What the task asks.
Print every line of the listing exactly, please.

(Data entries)
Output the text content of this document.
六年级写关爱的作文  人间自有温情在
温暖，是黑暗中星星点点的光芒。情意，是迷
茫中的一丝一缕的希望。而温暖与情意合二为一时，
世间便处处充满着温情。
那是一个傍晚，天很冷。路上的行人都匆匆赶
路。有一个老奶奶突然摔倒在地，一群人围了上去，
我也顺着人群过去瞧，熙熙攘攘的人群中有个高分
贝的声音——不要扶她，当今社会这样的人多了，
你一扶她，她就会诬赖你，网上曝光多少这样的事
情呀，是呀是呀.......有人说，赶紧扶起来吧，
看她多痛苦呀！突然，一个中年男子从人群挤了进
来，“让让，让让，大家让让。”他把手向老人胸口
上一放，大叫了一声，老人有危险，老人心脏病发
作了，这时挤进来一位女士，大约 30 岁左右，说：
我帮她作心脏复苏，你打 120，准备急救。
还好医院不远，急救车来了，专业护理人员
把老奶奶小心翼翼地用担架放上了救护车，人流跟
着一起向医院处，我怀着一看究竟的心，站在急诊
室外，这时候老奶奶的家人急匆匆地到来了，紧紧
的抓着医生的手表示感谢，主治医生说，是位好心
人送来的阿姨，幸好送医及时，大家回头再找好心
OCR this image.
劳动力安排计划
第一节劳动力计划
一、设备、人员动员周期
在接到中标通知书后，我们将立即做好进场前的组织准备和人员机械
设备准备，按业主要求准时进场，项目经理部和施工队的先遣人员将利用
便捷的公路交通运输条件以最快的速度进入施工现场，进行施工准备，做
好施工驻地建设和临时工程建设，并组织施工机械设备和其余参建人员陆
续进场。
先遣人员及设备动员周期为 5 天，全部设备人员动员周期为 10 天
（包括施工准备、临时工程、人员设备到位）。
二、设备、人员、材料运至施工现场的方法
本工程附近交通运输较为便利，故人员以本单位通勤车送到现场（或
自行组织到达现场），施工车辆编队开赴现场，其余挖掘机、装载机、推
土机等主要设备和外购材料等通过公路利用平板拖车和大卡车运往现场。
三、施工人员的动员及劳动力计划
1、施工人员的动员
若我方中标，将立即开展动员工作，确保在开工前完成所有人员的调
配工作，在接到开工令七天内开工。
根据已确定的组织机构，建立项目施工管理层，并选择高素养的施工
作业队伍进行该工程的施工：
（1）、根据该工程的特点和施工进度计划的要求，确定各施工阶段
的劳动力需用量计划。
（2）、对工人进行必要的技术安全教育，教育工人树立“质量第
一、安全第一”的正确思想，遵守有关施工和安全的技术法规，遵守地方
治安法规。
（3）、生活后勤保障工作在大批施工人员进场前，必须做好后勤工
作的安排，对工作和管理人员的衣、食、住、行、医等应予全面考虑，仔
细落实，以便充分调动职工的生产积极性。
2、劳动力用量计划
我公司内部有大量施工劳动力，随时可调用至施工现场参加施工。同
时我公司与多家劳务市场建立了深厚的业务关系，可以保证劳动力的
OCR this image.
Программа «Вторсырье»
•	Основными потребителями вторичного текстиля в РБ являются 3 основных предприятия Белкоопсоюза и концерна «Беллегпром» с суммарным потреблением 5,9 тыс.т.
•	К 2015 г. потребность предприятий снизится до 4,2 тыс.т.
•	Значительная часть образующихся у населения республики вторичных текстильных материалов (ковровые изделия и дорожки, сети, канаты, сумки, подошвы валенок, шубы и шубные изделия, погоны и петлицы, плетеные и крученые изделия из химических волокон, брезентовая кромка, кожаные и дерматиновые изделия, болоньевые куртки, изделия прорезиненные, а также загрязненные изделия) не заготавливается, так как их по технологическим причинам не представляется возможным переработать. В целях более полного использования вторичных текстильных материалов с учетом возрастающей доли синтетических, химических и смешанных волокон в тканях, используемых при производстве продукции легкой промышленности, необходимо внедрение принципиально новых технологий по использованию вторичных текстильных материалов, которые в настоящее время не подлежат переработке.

Completed exercise.
Output the text content of this document.
六年级写关爱的作文  人间自有温情在
温暖，是黑暗中星星点点的光芒。情意，是迷
茫中的一丝一缕的希望。而温暖与情意合二为一时，
世间便处处充满着温情。
那是一个傍晚，天很冷。路上的行人都匆匆赶
路。有一个老奶奶突然摔倒在地，一群人围了上去，
我也顺着人群过去瞧，熙熙攘攘的人群中有个高分
贝的声音——不要扶她，当今社会这样的人多了，
你一扶她，她就会诬赖你，网上曝光多少这样的事
情呀，是呀是呀.......有人说，赶紧扶起来吧，
看她多痛苦呀！突然，一个中年男子从人群挤了进
来，“让让，让让，大家让让。”他把手向老人胸口
上一放，大叫了一声，老人有危险，老人心脏病发
作了，这时挤进来一位女士，大约 30 岁左右，说：
我帮她作心脏复苏，你打 120，准备急救。
还好医院不远，急救车来了，专业护理人员
把老奶奶小心翼翼地用担架放上了救护车，人流跟
着一起向医院处，我怀着一看究竟的心，站在急诊
室外，这时候老奶奶的家人急匆匆地到来了，紧紧
的抓着医生的手表示感谢，主治医生说，是位好心
人送来的阿姨，幸好送医及时，大家回头再找好心
OCR this image.
劳动力安排计划
第一节劳动力计划
一、设备、人员动员周期
在接到中标通知书后，我们将立即做好进场前的组织准备和人员机械
设备准备，按业主要求准时进场，项目经理部和施工队的先遣人员将利用
便捷的公路交通运输条件以最快的速度进入施工现场，进行施工准备，做
好施工驻地建设和临时工程建设，并组织施工机械设备和其余参建人员陆
续进场。
先遣人员及设备动员周期为 5 天，全部设备人员动员周期为 10 天
（包括施工准备、临时工程、人员设备到位）。
二、设备、人员、材料运至施工现场的方法
本工程附近交通运输较为便利，故人员以本单位通勤车送到现场（或
自行组织到达现场），施工车辆编队开赴现场，其余挖掘机、装载机、推
土机等主要设备和外购材料等通过公路利用平板拖车和大卡车运往现场。
三、施工人员的动员及劳动力计划
1、施工人员的动员
若我方中标，将立即开展动员工作，确保在开工前完成所有人员的调
配工作，在接到开工令七天内开工。
根据已确定的组织机构，建立项目施工管理层，并选择高素养的施工
作业队伍进行该工程的施工：
（1）、根据该工程的特点和施工进度计划的要求，确定各施工阶段
的劳动力需用量计划。
（2）、对工人进行必要的技术安全教育，教育工人树立“质量第
一、安全第一”的正确思想，遵守有关施工和安全的技术法规，遵守地方
治安法规。
（3）、生活后勤保障工作在大批施工人员进场前，必须做好后勤工
作的安排，对工作和管理人员的衣、食、住、行、医等应予全面考虑，仔
细落实，以便充分调动职工的生产积极性。
2、劳动力用量计划
我公司内部有大量施工劳动力，随时可调用至施工现场参加施工。同
时我公司与多家劳务市场建立了深厚的业务关系，可以保证劳动力的
OCR this image.
Программа «Вторсырье»
•	Основными потребителями вторичного текстиля в РБ являются 3 основных предприятия Белкоопсоюза и концерна «Беллегпром» с суммарным потреблением 5,9 тыс.т.
•	К 2015 г. потребность предприятий снизится до 4,2 тыс.т.
•	Значительная часть образующихся у населения республики вторичных текстильных материалов (ковровые изделия и дорожки, сети, канаты, сумки, подошвы валенок, шубы и шубные изделия, погоны и петлицы, плетеные и крученые изделия из химических волокон, брезентовая кромка, кожаные и дерматиновые изделия, болоньевые куртки, изделия прорезиненные, а также загрязненные изделия) не заготавливается, так как их по технологическим причинам не представляется возможным переработать. В целях более полного использования вторичных текстильных материалов с учетом возрастающей доли синтетических, химических и смешанных волокон в тканях, используемых при производстве продукции легкой промышленности, необходимо внедрение принципиально новых технологий по использованию вторичных текстильных материалов, которые в настоящее время не подлежат переработке.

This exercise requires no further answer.